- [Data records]
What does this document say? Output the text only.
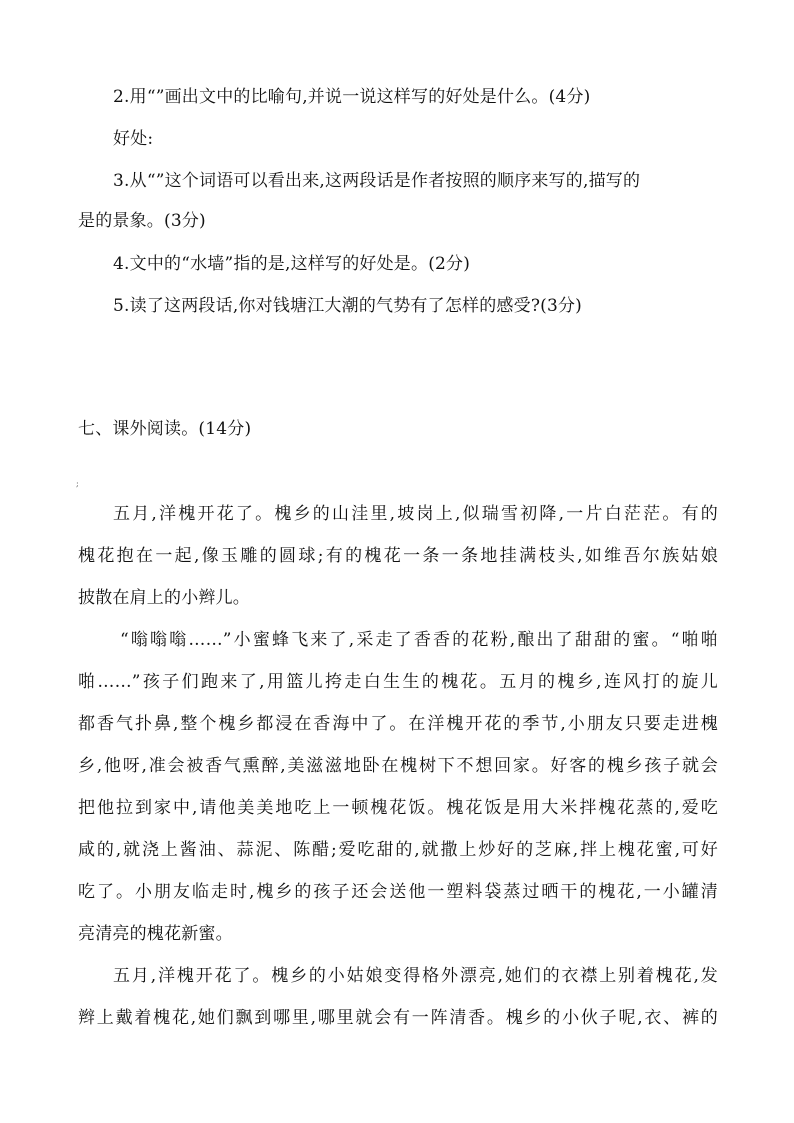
2.用“”画出文中的比喻句,并说一说这样写的好处是什么。(4分)
好处:
3.从“”这个词语可以看出来,这两段话是作者按照的顺序来写的,描写的
是的景象。(3分)
4.文中的“水墙”指的是,这样写的好处是。(2分)
5.读了这两段话,你对钱塘江大潮的气势有了怎样的感受?(3分)
七、课外阅读。(14分)
;
五月,洋槐开花了。槐乡的山洼里,坡岗上,似瑞雪初降,一片白茫茫。有的
槐花抱在一起,像玉雕的圆球;有的槐花一条一条地挂满枝头,如维吾尔族姑娘
披散在肩上的小辫儿。
“嗡嗡嗡……”小蜜蜂飞来了,采走了香香的花粉,酿出了甜甜的蜜。“啪啪
啪……”孩子们跑来了,用篮儿挎走白生生的槐花。五月的槐乡,连风打的旋儿
都香气扑鼻,整个槐乡都浸在香海中了。在洋槐开花的季节,小朋友只要走进槐
乡,他呀,准会被香气熏醉,美滋滋地卧在槐树下不想回家。好客的槐乡孩子就会
把他拉到家中,请他美美地吃上一顿槐花饭。槐花饭是用大米拌槐花蒸的,爱吃
咸的,就浇上酱油、蒜泥、陈醋;爱吃甜的,就撒上炒好的芝麻,拌上槐花蜜,可好
吃了。小朋友临走时,槐乡的孩子还会送他一塑料袋蒸过晒干的槐花,一小罐清
亮清亮的槐花新蜜。
五月,洋槐开花了。槐乡的小姑娘变得格外漂亮,她们的衣襟上别着槐花,发
辫上戴着槐花,她们飘到哪里,哪里就会有一阵清香。槐乡的小伙子呢,衣、裤的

- [Task statement] Write the records above out again exactly, with no pictures in your copy.

- [Solution for this problem]
What does this document say? Output the text only.
2.用“”画出文中的比喻句,并说一说这样写的好处是什么。(4分)
好处:
3.从“”这个词语可以看出来,这两段话是作者按照的顺序来写的,描写的
是的景象。(3分)
4.文中的“水墙”指的是,这样写的好处是。(2分)
5.读了这两段话,你对钱塘江大潮的气势有了怎样的感受?(3分)
七、课外阅读。(14分)
;
五月,洋槐开花了。槐乡的山洼里,坡岗上,似瑞雪初降,一片白茫茫。有的
槐花抱在一起,像玉雕的圆球;有的槐花一条一条地挂满枝头,如维吾尔族姑娘
披散在肩上的小辫儿。
“嗡嗡嗡……”小蜜蜂飞来了,采走了香香的花粉,酿出了甜甜的蜜。“啪啪
啪……”孩子们跑来了,用篮儿挎走白生生的槐花。五月的槐乡,连风打的旋儿
都香气扑鼻,整个槐乡都浸在香海中了。在洋槐开花的季节,小朋友只要走进槐
乡,他呀,准会被香气熏醉,美滋滋地卧在槐树下不想回家。好客的槐乡孩子就会
把他拉到家中,请他美美地吃上一顿槐花饭。槐花饭是用大米拌槐花蒸的,爱吃
咸的,就浇上酱油、蒜泥、陈醋;爱吃甜的,就撒上炒好的芝麻,拌上槐花蜜,可好
吃了。小朋友临走时,槐乡的孩子还会送他一塑料袋蒸过晒干的槐花,一小罐清
亮清亮的槐花新蜜。
五月,洋槐开花了。槐乡的小姑娘变得格外漂亮,她们的衣襟上别着槐花,发
辫上戴着槐花,她们飘到哪里,哪里就会有一阵清香。槐乡的小伙子呢,衣、裤的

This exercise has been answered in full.